Pick out each line with the word "Otrzymaj" from the material that follows.

start

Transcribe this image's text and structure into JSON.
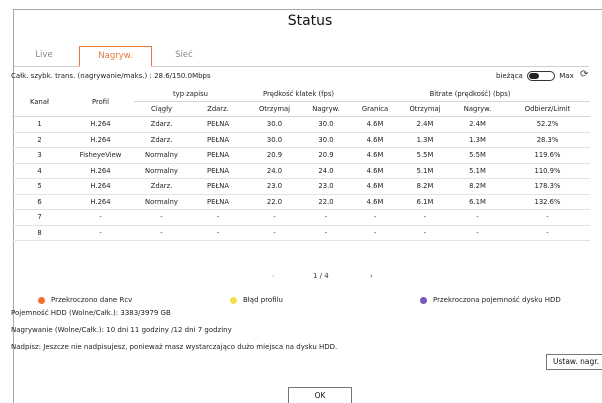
{
  "title": "Status",
  "tabs": [
    "Live",
    "Nagryw.",
    "Sieć"
  ],
  "throughput": "Całk. szybk. trans. (nagrywanie/maks.) : 28.6/150.0Mbps",
  "toggle": {
    "left": "bieżąca",
    "right": "Max",
    "state": "bieżąca"
  },
  "table": {
    "headers": {
      "kanal": "Kanał",
      "profil": "Profil",
      "typ": "typ zapisu",
      "predkosc": "Prędkość klatek (fps)",
      "bitrate": "Bitrate (prędkość) (bps)",
      "ciagly": "Ciągły",
      "zdarz": "Zdarz.",
      "otrzymaj": "Otrzymaj",
      "nagryw": "Nagryw.",
      "granica": "Granica",
      "otrzymaj2": "Otrzymaj",
      "nagryw2": "Nagryw.",
      "odbierz": "Odbierz/Limit"
    },
    "rows": [
      [
        "1",
        "H.264",
        "Zdarz.",
        "PEŁNA",
        "30.0",
        "30.0",
        "4.6M",
        "2.4M",
        "2.4M",
        "52.2%"
      ],
      [
        "2",
        "H.264",
        "Zdarz.",
        "PEŁNA",
        "30.0",
        "30.0",
        "4.6M",
        "1.3M",
        "1.3M",
        "28.3%"
      ],
      [
        "3",
        "FisheyeView",
        "Normalny",
        "PEŁNA",
        "20.9",
        "20.9",
        "4.6M",
        "5.5M",
        "5.5M",
        "119.6%"
      ],
      [
        "4",
        "H.264",
        "Normalny",
        "PEŁNA",
        "24.0",
        "24.0",
        "4.6M",
        "5.1M",
        "5.1M",
        "110.9%"
      ],
      [
        "5",
        "H.264",
        "Zdarz.",
        "PEŁNA",
        "23.0",
        "23.0",
        "4.6M",
        "8.2M",
        "8.2M",
        "178.3%"
      ],
      [
        "6",
        "H.264",
        "Normalny",
        "PEŁNA",
        "22.0",
        "22.0",
        "4.6M",
        "6.1M",
        "6.1M",
        "132.6%"
      ],
      [
        "7",
        "-",
        "-",
        "-",
        "-",
        "-",
        "-",
        "-",
        "-",
        "-"
      ],
      [
        "8",
        "-",
        "-",
        "-",
        "-",
        "-",
        "-",
        "-",
        "-",
        "-"
      ]
    ]
  },
  "pager": {
    "prev": "‹",
    "page": "1 / 4",
    "next": "›"
  },
  "legend": [
    {
      "label": "Przekroczono dane Rcv",
      "color": "#f07030"
    },
    {
      "label": "Błąd profilu",
      "color": "#f2e24a"
    },
    {
      "label": "Przekroczona pojemność dysku HDD",
      "color": "#7a55b8"
    }
  ],
  "info": {
    "hdd": "Pojemność HDD (Wolne/Całk.): 3383/3979 GB",
    "rec": "Nagrywanie (Wolne/Całk.): 10 dni 11 godziny /12 dni 7 godziny",
    "overwrite": "Nadpisz: Jeszcze nie nadpisujesz, ponieważ masz wystarczająco dużo miejsca na dysku HDD."
  },
  "buttons": {
    "settings": "Ustaw. nagr.",
    "ok": "OK"
  },
  "refresh_icon": "refresh-icon"
}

end

Written solution –
      "otrzymaj": "Otrzymaj",
      "otrzymaj2": "Otrzymaj",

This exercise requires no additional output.